"""
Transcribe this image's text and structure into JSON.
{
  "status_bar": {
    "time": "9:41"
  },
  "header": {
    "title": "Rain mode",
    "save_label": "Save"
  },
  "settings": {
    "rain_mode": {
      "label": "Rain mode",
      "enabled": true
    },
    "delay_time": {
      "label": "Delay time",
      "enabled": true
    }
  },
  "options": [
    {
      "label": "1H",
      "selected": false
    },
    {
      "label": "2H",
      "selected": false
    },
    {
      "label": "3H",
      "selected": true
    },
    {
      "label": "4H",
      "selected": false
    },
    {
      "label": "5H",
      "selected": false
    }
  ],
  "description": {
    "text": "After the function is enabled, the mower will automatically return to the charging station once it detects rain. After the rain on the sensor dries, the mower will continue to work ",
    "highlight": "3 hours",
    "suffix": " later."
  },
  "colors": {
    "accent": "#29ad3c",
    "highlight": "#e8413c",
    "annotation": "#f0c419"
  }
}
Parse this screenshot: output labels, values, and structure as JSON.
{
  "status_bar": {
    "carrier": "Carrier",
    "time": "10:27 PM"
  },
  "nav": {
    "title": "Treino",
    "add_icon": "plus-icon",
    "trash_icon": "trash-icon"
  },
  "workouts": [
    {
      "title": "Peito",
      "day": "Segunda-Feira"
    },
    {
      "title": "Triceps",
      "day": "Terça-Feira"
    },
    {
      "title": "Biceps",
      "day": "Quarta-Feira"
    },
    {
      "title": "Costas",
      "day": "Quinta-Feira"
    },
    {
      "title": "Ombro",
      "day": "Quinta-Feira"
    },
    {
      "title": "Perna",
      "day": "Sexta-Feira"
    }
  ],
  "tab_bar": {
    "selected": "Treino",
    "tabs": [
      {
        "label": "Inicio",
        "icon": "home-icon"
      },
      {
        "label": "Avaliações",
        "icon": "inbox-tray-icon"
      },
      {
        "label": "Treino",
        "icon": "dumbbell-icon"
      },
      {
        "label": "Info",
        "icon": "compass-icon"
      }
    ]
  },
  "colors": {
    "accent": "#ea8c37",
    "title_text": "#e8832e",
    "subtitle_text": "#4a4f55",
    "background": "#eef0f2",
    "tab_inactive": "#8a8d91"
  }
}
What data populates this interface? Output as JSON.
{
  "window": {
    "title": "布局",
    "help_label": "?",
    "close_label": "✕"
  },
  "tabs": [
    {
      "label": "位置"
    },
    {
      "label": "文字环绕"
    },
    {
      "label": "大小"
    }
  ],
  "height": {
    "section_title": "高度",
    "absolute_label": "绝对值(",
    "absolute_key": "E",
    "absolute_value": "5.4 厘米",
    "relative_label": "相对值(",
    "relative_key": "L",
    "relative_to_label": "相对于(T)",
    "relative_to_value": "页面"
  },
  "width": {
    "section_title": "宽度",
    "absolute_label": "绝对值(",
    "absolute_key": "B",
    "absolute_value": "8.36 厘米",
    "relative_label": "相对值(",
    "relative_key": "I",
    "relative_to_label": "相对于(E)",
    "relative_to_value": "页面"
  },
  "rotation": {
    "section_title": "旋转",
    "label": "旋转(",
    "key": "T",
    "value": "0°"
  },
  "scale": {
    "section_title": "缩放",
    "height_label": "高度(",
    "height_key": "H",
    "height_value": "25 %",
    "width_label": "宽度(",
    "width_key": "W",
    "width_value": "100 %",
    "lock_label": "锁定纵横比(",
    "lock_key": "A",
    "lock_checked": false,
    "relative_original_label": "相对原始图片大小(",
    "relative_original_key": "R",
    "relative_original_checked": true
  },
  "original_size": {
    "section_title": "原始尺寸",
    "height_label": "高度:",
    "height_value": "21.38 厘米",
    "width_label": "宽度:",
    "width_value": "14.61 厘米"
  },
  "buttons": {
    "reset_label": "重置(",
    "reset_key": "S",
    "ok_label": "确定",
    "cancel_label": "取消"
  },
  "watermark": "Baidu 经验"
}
"""
"""
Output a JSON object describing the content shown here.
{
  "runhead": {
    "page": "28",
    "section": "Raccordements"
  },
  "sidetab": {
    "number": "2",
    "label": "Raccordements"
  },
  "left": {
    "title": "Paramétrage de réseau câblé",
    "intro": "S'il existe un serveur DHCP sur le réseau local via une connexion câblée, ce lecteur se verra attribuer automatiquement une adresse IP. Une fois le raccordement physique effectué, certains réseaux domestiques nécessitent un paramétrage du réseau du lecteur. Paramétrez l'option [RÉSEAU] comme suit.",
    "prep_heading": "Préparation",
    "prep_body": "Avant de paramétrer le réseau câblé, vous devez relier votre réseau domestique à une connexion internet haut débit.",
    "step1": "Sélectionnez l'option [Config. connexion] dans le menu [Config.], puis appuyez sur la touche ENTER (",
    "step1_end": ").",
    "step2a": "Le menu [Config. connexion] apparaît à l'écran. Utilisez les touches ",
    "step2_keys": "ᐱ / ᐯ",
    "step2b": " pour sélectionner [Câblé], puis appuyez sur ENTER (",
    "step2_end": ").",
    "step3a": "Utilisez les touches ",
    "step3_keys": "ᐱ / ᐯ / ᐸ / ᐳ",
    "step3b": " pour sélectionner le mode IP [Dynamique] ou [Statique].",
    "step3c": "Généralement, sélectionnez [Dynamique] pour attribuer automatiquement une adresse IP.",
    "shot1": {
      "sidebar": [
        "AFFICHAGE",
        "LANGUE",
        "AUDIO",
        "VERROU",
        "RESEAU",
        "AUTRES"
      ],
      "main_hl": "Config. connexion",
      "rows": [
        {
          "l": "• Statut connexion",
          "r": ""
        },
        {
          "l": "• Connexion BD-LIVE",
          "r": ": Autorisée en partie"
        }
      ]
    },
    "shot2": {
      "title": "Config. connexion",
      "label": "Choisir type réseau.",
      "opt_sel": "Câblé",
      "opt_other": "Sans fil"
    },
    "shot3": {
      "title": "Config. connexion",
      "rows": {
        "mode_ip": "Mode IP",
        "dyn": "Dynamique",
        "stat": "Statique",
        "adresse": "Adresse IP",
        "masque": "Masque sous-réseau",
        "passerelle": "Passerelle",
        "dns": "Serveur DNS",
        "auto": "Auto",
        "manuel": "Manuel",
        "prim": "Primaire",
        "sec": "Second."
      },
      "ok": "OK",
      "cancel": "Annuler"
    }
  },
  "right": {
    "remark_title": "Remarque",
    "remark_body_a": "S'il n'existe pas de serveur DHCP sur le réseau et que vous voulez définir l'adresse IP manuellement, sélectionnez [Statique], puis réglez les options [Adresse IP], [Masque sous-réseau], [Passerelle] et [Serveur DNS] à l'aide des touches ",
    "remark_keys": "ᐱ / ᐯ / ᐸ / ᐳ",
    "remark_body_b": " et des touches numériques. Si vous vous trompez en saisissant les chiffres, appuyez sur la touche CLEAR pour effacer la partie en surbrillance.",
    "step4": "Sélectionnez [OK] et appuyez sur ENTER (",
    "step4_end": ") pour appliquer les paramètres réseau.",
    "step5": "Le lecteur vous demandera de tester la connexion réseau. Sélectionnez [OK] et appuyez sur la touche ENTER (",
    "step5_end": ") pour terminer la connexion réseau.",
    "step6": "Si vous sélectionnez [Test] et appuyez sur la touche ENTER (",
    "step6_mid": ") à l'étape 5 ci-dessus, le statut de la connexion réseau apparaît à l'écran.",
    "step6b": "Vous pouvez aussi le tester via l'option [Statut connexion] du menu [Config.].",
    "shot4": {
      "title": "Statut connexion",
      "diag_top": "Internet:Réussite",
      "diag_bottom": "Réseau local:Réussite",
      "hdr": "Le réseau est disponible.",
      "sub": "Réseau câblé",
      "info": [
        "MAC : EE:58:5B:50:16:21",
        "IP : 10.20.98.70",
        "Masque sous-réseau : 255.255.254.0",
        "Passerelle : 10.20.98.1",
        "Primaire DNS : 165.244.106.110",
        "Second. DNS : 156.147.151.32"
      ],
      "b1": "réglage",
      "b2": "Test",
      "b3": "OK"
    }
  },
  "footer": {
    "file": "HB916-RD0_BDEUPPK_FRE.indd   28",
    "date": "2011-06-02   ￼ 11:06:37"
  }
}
"""
"""
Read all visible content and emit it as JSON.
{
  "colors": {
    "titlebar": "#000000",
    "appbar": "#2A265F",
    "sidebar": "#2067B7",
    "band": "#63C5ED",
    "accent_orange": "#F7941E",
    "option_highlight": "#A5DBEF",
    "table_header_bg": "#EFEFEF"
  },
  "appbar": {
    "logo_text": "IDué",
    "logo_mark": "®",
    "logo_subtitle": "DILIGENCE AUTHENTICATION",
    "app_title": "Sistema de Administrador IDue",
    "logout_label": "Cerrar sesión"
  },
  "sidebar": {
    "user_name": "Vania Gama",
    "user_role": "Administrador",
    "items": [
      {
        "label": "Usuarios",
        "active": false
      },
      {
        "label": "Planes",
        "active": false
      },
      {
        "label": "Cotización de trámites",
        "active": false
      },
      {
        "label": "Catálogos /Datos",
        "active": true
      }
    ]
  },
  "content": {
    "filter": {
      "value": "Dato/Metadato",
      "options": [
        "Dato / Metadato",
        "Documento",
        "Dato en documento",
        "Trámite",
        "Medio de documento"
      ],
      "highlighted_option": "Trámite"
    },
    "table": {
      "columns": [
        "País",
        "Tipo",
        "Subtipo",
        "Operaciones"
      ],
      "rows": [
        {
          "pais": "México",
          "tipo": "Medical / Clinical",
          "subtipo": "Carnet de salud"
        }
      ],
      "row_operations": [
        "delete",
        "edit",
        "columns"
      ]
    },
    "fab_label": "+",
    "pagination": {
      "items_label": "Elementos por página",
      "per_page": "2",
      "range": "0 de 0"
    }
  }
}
"""
TASK TO COMPLETE.
Using the entries above, find all lines with "partie". Copy them.

ANSWER IN FULL.
          "r": ": Autorisée en partie"
    "remark_body_b": " et des touches numériques. Si vous vous trompez en saisissant les chiffres, appuyez sur la touche CLEAR pour effacer la partie en surbrillance.",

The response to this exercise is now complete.